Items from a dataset
-------------------------
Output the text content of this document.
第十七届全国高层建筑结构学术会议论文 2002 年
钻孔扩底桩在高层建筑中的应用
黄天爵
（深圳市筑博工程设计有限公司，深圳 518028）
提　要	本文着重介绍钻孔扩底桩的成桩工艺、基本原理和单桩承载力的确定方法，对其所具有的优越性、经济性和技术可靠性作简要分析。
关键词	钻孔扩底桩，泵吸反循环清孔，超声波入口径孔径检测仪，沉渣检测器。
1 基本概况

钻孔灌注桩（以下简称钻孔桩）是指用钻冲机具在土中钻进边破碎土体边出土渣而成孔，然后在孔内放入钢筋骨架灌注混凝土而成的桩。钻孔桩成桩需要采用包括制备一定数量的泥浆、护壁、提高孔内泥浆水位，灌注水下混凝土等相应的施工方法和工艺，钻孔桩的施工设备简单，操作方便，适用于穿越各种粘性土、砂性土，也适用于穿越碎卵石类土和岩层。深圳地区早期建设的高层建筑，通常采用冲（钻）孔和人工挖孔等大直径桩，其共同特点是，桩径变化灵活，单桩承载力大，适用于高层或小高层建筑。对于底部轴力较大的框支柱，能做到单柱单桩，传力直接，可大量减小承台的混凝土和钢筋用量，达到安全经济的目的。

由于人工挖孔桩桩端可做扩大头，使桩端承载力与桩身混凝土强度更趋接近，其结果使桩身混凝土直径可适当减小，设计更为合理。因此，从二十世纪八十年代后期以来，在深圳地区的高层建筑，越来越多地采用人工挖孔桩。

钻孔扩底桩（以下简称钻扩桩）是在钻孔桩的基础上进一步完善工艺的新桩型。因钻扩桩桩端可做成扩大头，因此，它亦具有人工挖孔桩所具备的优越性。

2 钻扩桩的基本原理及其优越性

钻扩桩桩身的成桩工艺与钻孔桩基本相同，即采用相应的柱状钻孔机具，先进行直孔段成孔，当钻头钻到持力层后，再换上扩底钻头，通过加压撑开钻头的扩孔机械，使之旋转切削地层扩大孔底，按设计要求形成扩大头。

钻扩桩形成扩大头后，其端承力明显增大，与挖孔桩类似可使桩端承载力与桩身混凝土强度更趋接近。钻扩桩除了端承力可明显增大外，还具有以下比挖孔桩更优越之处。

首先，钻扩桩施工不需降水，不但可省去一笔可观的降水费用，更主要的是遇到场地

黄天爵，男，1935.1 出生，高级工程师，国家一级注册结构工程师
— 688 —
-------------------------
_Objective_: Return all of the data precisely as it appears.

_Result for this exercise_:
Output the text content of this document.
第十七届全国高层建筑结构学术会议论文 2002 年
钻孔扩底桩在高层建筑中的应用
黄天爵
（深圳市筑博工程设计有限公司，深圳 518028）
提　要	本文着重介绍钻孔扩底桩的成桩工艺、基本原理和单桩承载力的确定方法，对其所具有的优越性、经济性和技术可靠性作简要分析。
关键词	钻孔扩底桩，泵吸反循环清孔，超声波入口径孔径检测仪，沉渣检测器。
1 基本概况

钻孔灌注桩（以下简称钻孔桩）是指用钻冲机具在土中钻进边破碎土体边出土渣而成孔，然后在孔内放入钢筋骨架灌注混凝土而成的桩。钻孔桩成桩需要采用包括制备一定数量的泥浆、护壁、提高孔内泥浆水位，灌注水下混凝土等相应的施工方法和工艺，钻孔桩的施工设备简单，操作方便，适用于穿越各种粘性土、砂性土，也适用于穿越碎卵石类土和岩层。深圳地区早期建设的高层建筑，通常采用冲（钻）孔和人工挖孔等大直径桩，其共同特点是，桩径变化灵活，单桩承载力大，适用于高层或小高层建筑。对于底部轴力较大的框支柱，能做到单柱单桩，传力直接，可大量减小承台的混凝土和钢筋用量，达到安全经济的目的。

由于人工挖孔桩桩端可做扩大头，使桩端承载力与桩身混凝土强度更趋接近，其结果使桩身混凝土直径可适当减小，设计更为合理。因此，从二十世纪八十年代后期以来，在深圳地区的高层建筑，越来越多地采用人工挖孔桩。

钻孔扩底桩（以下简称钻扩桩）是在钻孔桩的基础上进一步完善工艺的新桩型。因钻扩桩桩端可做成扩大头，因此，它亦具有人工挖孔桩所具备的优越性。

2 钻扩桩的基本原理及其优越性

钻扩桩桩身的成桩工艺与钻孔桩基本相同，即采用相应的柱状钻孔机具，先进行直孔段成孔，当钻头钻到持力层后，再换上扩底钻头，通过加压撑开钻头的扩孔机械，使之旋转切削地层扩大孔底，按设计要求形成扩大头。

钻扩桩形成扩大头后，其端承力明显增大，与挖孔桩类似可使桩端承载力与桩身混凝土强度更趋接近。钻扩桩除了端承力可明显增大外，还具有以下比挖孔桩更优越之处。

首先，钻扩桩施工不需降水，不但可省去一笔可观的降水费用，更主要的是遇到场地

黄天爵，男，1935.1 出生，高级工程师，国家一级注册结构工程师
— 688 —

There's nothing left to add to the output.